What this task involves |
Edit the lines below, from the first one through the line containing "salinity-point bbox=[252, 358, 257, 363]" inclusive, so that "temperature-point" becomes "temp-point" wherever it appears. Leave everything else in those lines unchanged, and return only those lines.

Material provided |

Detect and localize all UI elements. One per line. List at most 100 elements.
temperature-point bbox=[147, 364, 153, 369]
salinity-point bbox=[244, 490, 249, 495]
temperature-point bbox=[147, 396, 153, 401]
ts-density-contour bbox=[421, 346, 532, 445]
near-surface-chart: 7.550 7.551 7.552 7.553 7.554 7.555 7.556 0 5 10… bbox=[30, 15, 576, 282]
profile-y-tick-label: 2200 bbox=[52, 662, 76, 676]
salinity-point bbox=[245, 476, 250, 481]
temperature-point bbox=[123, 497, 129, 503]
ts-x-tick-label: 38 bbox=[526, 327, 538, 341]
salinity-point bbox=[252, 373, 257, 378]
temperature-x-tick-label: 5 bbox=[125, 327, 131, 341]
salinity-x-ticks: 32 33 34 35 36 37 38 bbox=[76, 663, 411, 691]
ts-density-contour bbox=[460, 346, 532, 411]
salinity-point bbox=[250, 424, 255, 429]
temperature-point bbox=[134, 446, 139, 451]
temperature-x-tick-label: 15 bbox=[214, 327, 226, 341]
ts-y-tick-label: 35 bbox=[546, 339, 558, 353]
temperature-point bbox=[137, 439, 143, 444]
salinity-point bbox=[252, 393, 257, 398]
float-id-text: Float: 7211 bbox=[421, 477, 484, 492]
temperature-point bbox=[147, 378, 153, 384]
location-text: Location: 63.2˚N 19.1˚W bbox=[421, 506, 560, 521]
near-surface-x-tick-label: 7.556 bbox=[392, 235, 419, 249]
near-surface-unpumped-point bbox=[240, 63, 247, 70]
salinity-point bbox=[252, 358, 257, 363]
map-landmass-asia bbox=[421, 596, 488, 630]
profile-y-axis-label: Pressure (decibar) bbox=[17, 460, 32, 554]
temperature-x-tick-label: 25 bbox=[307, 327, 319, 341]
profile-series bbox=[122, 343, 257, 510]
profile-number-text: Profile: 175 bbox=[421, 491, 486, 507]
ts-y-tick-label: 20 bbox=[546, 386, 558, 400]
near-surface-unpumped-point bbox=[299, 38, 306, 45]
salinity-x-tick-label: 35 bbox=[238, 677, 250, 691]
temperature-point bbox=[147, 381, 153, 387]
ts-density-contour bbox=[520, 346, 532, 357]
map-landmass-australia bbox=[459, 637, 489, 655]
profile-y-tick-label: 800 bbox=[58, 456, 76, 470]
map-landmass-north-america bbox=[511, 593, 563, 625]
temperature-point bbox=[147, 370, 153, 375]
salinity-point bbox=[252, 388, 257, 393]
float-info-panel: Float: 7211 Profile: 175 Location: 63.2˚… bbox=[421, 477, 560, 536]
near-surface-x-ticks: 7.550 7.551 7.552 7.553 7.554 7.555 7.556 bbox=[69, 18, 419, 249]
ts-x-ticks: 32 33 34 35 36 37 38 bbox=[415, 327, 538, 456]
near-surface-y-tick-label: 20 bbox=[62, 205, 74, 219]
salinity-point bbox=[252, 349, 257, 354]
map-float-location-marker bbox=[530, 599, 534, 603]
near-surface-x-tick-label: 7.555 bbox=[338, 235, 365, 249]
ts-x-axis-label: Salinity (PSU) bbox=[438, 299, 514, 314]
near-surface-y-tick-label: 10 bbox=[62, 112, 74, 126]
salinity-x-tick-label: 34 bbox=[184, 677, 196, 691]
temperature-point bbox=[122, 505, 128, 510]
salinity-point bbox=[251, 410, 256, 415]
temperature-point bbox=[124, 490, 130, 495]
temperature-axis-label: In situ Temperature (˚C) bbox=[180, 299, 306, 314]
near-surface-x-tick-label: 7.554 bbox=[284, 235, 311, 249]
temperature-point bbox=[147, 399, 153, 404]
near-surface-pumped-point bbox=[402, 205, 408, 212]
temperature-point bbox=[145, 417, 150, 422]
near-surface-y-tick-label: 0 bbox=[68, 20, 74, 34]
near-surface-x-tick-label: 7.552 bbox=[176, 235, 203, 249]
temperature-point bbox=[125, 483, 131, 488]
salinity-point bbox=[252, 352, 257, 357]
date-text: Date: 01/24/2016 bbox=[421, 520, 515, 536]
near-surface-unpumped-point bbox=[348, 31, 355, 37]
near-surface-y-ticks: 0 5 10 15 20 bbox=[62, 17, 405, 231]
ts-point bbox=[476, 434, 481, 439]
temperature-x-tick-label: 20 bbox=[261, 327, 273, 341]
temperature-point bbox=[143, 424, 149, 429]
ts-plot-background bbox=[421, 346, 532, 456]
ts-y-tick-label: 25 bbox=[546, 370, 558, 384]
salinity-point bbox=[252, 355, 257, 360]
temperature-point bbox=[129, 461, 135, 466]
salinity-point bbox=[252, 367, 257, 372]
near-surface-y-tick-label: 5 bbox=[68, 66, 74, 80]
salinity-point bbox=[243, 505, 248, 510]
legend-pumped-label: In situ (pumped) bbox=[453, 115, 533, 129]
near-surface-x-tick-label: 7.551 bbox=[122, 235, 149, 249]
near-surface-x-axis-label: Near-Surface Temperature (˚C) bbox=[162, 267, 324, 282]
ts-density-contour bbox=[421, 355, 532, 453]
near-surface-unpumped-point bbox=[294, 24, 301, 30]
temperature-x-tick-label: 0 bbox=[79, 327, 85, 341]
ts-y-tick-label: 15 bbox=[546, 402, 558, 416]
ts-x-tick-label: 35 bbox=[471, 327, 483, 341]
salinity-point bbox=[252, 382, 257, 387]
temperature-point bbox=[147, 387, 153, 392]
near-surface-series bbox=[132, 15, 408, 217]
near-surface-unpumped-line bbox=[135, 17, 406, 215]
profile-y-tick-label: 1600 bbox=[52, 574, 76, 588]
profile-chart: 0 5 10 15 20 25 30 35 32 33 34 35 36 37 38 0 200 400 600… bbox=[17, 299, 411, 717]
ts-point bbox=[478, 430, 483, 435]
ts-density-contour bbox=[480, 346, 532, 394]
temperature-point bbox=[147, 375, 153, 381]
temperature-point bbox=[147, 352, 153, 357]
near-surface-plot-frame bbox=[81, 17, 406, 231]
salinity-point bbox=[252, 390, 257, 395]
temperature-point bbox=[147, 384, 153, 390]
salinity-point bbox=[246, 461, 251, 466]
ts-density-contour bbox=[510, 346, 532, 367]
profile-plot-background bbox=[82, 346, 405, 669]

Solution to the problem |
Detect and localize all UI elements. One per line. List at most 100 elements.
temp-point bbox=[147, 364, 153, 369]
salinity-point bbox=[244, 490, 249, 495]
temp-point bbox=[147, 396, 153, 401]
ts-density-contour bbox=[421, 346, 532, 445]
near-surface-chart: 7.550 7.551 7.552 7.553 7.554 7.555 7.556 0 5 10… bbox=[30, 15, 576, 282]
profile-y-tick-label: 2200 bbox=[52, 662, 76, 676]
salinity-point bbox=[245, 476, 250, 481]
temp-point bbox=[123, 497, 129, 503]
ts-x-tick-label: 38 bbox=[526, 327, 538, 341]
salinity-point bbox=[252, 373, 257, 378]
temperature-x-tick-label: 5 bbox=[125, 327, 131, 341]
salinity-x-ticks: 32 33 34 35 36 37 38 bbox=[76, 663, 411, 691]
ts-density-contour bbox=[460, 346, 532, 411]
salinity-point bbox=[250, 424, 255, 429]
temp-point bbox=[134, 446, 139, 451]
temperature-x-tick-label: 15 bbox=[214, 327, 226, 341]
ts-y-tick-label: 35 bbox=[546, 339, 558, 353]
temp-point bbox=[137, 439, 143, 444]
salinity-point bbox=[252, 393, 257, 398]
float-id-text: Float: 7211 bbox=[421, 477, 484, 492]
temp-point bbox=[147, 378, 153, 384]
location-text: Location: 63.2˚N 19.1˚W bbox=[421, 506, 560, 521]
near-surface-x-tick-label: 7.556 bbox=[392, 235, 419, 249]
near-surface-unpumped-point bbox=[240, 63, 247, 70]
salinity-point bbox=[252, 358, 257, 363]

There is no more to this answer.